• _What this task involves_:
Extract each line containing the string "závazné".

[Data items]
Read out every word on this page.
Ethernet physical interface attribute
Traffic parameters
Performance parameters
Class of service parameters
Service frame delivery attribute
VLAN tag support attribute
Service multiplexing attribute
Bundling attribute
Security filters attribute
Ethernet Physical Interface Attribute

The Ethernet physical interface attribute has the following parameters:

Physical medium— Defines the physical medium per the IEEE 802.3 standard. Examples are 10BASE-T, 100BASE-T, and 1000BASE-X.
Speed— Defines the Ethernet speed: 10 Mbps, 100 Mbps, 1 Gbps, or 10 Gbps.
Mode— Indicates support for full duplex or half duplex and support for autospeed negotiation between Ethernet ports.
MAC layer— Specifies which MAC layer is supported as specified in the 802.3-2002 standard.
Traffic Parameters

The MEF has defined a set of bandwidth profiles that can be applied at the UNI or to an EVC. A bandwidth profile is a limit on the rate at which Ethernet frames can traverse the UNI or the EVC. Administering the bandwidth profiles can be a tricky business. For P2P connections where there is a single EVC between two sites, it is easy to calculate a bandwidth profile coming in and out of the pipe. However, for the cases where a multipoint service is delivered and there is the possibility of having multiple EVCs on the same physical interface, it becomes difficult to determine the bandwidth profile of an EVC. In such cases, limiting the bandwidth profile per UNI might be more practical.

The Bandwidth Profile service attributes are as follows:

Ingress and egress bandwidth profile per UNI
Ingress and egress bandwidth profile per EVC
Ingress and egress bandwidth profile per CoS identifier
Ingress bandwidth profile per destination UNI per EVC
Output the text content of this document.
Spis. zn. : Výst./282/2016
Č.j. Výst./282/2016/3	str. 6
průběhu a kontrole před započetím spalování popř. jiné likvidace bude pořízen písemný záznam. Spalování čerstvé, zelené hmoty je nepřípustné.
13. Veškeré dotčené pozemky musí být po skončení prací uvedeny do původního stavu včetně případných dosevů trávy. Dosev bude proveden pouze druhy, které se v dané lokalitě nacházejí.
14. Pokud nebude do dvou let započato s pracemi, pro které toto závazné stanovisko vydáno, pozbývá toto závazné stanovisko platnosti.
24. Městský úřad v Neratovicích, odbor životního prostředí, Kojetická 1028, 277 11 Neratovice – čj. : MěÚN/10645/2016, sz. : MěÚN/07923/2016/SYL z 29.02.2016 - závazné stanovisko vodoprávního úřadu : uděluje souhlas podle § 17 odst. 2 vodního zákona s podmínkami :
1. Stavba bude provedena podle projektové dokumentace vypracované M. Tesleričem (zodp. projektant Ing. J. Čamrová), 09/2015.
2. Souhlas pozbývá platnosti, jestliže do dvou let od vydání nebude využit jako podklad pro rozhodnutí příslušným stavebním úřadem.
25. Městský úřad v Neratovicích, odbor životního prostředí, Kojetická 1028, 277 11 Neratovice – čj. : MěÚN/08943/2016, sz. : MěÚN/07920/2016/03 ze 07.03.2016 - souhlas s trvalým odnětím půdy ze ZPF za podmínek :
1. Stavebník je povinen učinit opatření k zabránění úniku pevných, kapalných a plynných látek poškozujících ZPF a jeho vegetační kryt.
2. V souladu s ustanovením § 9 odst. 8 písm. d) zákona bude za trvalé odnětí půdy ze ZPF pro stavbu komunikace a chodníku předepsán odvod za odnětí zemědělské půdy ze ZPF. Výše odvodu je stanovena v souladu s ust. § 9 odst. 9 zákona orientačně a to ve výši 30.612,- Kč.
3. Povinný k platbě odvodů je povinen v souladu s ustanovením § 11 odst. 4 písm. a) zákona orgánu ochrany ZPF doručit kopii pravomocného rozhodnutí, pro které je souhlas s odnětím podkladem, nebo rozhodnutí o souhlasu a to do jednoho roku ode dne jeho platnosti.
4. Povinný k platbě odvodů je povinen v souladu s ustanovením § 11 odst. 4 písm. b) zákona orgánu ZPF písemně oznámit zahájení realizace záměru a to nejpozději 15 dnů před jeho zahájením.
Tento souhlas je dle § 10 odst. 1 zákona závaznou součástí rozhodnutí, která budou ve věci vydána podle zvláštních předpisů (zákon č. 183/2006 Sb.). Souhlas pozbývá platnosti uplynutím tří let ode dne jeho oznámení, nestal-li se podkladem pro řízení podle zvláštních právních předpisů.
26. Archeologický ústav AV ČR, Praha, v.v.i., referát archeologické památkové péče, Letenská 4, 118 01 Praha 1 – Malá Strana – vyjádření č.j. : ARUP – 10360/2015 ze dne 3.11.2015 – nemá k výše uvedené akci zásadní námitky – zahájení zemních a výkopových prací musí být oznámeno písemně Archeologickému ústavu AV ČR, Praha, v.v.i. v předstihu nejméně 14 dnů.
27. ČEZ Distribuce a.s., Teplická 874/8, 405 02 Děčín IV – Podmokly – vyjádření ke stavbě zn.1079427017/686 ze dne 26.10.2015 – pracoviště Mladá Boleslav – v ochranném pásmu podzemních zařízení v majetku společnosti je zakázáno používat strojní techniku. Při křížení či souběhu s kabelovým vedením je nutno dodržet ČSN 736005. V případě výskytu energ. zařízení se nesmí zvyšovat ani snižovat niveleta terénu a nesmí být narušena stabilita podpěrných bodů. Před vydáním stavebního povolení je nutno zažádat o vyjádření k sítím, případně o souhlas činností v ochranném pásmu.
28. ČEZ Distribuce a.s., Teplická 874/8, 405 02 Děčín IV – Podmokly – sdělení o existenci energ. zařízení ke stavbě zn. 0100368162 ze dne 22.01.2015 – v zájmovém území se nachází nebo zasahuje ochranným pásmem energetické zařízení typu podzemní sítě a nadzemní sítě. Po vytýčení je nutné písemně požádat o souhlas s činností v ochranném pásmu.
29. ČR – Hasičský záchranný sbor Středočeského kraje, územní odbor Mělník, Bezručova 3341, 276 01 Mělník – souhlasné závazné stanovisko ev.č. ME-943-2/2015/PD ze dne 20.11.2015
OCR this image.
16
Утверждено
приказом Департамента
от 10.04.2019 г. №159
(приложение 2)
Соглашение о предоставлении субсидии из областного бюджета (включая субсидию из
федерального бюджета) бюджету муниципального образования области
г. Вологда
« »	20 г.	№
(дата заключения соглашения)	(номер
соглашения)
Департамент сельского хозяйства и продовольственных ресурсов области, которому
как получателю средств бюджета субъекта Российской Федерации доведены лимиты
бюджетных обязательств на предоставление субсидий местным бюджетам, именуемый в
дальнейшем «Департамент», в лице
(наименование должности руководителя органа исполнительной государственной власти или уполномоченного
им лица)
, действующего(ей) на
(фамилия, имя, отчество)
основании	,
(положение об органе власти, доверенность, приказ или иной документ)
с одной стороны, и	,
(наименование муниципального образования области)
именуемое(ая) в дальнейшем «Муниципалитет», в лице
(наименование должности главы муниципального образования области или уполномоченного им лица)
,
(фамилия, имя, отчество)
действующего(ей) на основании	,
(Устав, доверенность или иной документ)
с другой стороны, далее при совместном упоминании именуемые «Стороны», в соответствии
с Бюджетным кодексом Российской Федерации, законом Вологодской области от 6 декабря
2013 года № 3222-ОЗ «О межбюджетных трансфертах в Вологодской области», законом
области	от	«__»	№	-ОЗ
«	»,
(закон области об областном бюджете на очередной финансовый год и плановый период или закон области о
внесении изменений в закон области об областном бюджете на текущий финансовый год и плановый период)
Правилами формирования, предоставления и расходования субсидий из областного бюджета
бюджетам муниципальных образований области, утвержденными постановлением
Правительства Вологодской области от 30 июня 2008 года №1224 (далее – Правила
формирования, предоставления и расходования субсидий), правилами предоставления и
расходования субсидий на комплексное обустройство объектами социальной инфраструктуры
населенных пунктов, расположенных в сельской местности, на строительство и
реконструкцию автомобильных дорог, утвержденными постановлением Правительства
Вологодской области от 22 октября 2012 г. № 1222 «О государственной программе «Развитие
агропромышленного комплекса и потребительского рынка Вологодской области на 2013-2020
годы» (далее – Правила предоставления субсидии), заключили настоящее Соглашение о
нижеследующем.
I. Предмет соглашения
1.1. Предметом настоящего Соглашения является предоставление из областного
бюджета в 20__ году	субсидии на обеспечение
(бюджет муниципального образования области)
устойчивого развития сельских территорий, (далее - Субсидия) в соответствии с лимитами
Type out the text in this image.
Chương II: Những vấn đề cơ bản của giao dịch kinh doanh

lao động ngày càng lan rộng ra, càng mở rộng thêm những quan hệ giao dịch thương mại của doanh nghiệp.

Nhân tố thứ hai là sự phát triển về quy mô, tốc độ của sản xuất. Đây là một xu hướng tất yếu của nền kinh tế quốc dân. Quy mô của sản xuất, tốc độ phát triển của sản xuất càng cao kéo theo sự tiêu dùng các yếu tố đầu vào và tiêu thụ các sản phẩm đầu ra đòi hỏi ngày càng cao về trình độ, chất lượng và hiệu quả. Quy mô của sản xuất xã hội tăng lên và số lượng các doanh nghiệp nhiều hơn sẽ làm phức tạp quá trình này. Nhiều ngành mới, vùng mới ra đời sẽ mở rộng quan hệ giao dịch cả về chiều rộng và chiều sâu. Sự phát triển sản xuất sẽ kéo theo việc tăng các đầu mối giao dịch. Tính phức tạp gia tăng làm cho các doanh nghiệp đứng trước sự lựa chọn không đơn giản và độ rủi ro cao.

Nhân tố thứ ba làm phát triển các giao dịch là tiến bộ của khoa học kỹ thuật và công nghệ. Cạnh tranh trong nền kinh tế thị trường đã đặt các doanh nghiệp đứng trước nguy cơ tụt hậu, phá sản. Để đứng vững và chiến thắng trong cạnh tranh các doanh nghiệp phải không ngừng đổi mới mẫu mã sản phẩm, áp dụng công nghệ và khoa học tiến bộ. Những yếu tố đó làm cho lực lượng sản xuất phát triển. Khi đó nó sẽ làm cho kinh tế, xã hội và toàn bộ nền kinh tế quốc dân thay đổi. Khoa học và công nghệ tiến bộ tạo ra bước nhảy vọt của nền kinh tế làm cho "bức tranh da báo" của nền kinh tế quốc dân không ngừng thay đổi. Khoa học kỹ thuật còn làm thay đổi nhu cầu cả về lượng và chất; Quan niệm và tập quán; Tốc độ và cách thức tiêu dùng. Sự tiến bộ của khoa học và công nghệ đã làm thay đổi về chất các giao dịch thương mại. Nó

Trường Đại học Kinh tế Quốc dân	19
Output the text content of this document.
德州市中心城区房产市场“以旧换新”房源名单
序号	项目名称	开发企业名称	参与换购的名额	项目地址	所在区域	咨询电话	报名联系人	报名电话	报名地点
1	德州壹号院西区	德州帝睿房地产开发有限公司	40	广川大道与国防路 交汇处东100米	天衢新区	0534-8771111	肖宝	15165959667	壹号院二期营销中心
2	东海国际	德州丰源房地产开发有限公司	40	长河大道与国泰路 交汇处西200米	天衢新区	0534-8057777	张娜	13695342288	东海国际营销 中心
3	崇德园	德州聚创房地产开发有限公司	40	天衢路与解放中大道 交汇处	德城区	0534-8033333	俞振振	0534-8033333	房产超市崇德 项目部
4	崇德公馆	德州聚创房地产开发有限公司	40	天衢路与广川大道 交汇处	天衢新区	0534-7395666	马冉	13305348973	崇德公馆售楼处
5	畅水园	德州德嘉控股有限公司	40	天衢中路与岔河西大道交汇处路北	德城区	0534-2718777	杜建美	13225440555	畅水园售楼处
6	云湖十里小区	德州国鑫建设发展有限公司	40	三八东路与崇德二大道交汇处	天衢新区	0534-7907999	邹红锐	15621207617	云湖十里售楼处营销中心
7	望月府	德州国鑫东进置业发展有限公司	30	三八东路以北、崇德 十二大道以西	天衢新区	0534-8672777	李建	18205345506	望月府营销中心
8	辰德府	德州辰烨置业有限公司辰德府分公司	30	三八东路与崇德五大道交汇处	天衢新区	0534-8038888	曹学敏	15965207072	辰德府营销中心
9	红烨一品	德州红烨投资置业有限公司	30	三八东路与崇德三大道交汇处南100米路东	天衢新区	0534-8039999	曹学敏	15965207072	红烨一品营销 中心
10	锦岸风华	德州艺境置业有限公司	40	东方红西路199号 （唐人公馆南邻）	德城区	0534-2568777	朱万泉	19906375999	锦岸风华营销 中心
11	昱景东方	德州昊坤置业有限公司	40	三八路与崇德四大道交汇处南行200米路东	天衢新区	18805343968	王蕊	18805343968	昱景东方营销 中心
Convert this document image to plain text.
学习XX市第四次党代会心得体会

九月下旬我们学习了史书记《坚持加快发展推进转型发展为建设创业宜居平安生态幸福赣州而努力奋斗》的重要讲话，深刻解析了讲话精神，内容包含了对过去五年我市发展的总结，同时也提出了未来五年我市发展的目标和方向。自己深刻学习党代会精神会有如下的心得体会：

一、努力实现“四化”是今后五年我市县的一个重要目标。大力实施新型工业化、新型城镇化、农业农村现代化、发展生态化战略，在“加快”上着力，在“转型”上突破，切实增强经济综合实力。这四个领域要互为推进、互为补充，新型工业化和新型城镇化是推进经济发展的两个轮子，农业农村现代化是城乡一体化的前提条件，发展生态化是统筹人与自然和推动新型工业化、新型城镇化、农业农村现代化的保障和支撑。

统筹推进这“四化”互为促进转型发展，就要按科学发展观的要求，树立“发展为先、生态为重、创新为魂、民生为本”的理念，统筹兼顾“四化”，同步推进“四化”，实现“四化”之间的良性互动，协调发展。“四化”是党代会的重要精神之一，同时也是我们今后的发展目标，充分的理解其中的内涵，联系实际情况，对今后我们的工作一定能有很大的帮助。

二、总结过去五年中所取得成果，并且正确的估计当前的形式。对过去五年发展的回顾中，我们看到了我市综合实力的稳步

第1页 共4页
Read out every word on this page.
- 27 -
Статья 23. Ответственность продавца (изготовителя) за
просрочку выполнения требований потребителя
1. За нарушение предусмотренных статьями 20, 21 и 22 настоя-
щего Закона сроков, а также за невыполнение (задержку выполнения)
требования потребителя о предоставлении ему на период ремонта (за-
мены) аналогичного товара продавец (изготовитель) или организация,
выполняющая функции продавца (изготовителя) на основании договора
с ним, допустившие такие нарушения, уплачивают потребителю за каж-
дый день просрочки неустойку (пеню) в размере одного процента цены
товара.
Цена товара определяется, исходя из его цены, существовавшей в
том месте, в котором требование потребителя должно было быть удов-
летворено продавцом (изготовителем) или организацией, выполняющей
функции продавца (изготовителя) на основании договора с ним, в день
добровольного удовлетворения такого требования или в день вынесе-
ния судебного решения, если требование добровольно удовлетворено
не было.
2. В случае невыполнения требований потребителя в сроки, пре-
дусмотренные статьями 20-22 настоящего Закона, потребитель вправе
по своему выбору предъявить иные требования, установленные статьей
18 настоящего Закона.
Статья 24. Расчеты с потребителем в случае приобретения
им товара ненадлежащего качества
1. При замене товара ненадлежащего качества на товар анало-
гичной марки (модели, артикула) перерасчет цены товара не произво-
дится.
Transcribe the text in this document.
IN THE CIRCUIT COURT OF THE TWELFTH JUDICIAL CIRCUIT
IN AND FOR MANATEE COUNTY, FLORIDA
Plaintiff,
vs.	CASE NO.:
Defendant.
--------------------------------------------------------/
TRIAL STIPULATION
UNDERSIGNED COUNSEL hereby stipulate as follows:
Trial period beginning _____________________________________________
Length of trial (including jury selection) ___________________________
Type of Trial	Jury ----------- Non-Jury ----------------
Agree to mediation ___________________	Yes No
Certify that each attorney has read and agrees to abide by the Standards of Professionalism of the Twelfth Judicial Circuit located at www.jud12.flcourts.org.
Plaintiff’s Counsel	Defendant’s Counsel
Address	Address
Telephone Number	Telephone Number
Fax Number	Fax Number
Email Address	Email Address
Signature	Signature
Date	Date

• _The result_:
14. Pokud nebude do dvou let započato s pracemi, pro které toto závazné stanovisko vydáno, pozbývá toto závazné stanovisko platnosti.
24. Městský úřad v Neratovicích, odbor životního prostředí, Kojetická 1028, 277 11 Neratovice – čj. : MěÚN/10645/2016, sz. : MěÚN/07923/2016/SYL z 29.02.2016 - závazné stanovisko vodoprávního úřadu : uděluje souhlas podle § 17 odst. 2 vodního zákona s podmínkami :
29. ČR – Hasičský záchranný sbor Středočeského kraje, územní odbor Mělník, Bezručova 3341, 276 01 Mělník – souhlasné závazné stanovisko ev.č. ME-943-2/2015/PD ze dne 20.11.2015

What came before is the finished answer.